**Requirement:**
Copy out the listing that follows exactly, dropping every picture.

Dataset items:

— start —

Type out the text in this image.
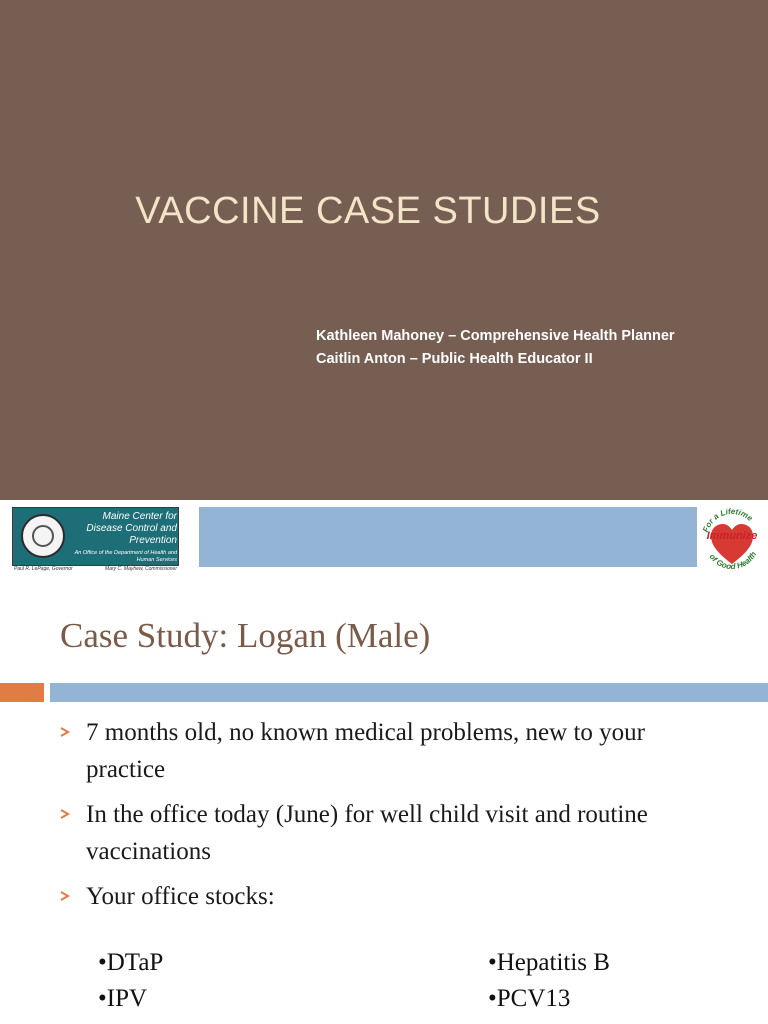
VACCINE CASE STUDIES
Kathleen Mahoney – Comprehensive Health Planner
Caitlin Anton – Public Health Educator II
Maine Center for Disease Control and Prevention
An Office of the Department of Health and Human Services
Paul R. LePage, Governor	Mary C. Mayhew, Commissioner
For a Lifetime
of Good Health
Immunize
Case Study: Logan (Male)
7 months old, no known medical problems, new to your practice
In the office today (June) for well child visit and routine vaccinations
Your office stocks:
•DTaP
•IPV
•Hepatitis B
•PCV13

— end —

**Answer to this problem:**
Type out the text in this image.
VACCINE CASE STUDIES
Kathleen Mahoney – Comprehensive Health Planner
Caitlin Anton – Public Health Educator II
Maine Center for Disease Control and Prevention
An Office of the Department of Health and Human Services
Paul R. LePage, Governor	Mary C. Mayhew, Commissioner
For a Lifetime
of Good Health
Immunize
Case Study: Logan (Male)
7 months old, no known medical problems, new to your practice
In the office today (June) for well child visit and routine vaccinations
Your office stocks:
•DTaP
•IPV
•Hepatitis B
•PCV13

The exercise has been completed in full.